All lines in which the word "state" occurs are to be extracted.

....

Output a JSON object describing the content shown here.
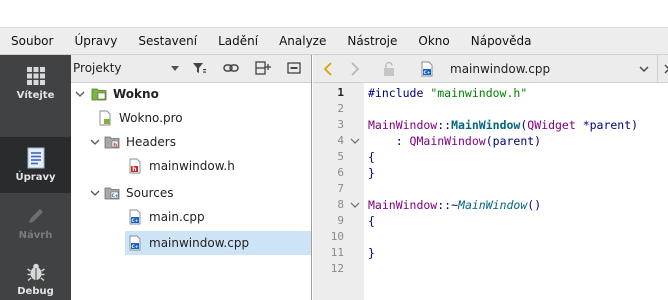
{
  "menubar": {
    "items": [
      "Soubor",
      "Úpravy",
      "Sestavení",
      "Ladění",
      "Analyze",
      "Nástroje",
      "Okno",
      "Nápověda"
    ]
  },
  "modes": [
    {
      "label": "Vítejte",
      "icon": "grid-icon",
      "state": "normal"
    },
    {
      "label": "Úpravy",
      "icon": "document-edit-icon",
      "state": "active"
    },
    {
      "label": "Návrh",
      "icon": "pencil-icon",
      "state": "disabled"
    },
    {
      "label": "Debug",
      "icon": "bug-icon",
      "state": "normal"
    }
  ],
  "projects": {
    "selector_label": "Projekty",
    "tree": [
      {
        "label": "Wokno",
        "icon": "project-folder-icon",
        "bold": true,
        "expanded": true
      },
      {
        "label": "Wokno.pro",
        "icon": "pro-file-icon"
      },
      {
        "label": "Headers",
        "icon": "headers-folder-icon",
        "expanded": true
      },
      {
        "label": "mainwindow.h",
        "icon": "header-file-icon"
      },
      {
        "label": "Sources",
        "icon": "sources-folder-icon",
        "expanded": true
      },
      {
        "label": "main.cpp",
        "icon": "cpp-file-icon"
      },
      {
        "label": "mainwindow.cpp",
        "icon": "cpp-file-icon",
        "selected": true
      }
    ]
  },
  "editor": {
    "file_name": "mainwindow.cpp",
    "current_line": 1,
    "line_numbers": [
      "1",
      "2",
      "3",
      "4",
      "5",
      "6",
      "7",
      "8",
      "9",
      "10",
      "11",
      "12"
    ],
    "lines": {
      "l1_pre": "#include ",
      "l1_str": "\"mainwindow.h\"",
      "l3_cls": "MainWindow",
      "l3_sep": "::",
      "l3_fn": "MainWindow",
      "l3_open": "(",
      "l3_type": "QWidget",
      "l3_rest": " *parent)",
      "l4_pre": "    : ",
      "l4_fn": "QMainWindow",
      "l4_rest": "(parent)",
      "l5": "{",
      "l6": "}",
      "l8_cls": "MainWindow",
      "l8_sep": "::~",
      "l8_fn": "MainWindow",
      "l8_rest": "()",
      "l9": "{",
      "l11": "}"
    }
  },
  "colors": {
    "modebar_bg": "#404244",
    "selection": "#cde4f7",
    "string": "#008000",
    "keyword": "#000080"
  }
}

....

CORRECT OUTPUT:
      "state": "normal"
      "state": "active"
      "state": "disabled"
      "state": "normal"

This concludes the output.